The data:
-.-.-

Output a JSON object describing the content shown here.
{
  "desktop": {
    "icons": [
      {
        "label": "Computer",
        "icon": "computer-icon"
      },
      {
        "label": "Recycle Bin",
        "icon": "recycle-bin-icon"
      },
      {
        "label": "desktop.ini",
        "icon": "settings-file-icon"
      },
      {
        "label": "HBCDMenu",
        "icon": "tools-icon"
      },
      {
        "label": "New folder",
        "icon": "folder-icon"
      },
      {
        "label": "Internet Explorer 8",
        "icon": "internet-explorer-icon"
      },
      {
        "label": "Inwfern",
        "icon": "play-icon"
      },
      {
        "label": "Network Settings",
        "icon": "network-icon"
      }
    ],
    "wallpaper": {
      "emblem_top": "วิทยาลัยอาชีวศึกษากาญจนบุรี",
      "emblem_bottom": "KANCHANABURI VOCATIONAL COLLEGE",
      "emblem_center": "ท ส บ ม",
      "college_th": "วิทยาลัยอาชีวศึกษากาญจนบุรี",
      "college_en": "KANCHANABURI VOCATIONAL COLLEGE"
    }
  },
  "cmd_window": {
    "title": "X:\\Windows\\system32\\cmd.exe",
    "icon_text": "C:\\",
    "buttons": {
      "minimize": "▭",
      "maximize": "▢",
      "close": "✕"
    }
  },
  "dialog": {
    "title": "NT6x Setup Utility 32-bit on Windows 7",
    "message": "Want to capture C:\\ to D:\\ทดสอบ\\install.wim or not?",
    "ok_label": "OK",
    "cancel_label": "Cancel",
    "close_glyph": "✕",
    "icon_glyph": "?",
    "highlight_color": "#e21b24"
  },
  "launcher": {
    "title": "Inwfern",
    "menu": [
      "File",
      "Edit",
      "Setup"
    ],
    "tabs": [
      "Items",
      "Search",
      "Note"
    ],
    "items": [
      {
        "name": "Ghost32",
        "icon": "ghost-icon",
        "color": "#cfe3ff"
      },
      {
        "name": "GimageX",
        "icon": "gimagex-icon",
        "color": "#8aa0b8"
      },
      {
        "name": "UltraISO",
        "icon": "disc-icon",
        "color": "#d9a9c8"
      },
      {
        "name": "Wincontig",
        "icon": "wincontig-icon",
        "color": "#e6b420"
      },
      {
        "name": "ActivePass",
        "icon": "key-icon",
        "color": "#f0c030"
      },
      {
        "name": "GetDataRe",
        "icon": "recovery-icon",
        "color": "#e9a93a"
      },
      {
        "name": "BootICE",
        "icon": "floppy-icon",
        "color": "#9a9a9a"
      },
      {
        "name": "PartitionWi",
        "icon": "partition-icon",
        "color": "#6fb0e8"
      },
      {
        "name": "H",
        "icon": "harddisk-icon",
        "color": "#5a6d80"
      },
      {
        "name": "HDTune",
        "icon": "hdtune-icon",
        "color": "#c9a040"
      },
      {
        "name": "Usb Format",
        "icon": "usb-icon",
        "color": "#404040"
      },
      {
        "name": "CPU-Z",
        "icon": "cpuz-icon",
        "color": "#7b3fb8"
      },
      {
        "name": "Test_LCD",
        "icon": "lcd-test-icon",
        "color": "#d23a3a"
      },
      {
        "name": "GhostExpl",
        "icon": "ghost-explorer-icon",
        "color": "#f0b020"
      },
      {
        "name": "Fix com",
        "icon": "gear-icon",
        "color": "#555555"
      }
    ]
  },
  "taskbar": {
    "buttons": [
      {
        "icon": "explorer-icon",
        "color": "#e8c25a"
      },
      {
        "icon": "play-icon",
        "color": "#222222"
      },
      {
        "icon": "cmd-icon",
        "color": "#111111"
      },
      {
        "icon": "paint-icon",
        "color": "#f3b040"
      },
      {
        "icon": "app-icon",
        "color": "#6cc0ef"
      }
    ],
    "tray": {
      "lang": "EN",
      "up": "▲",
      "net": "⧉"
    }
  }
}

-.-.-

Aim of the task: Copy each line containing the word "Windows" from the data.

Output:
    "title": "X:\\Windows\\system32\\cmd.exe",
    "title": "NT6x Setup Utility 32-bit on Windows 7",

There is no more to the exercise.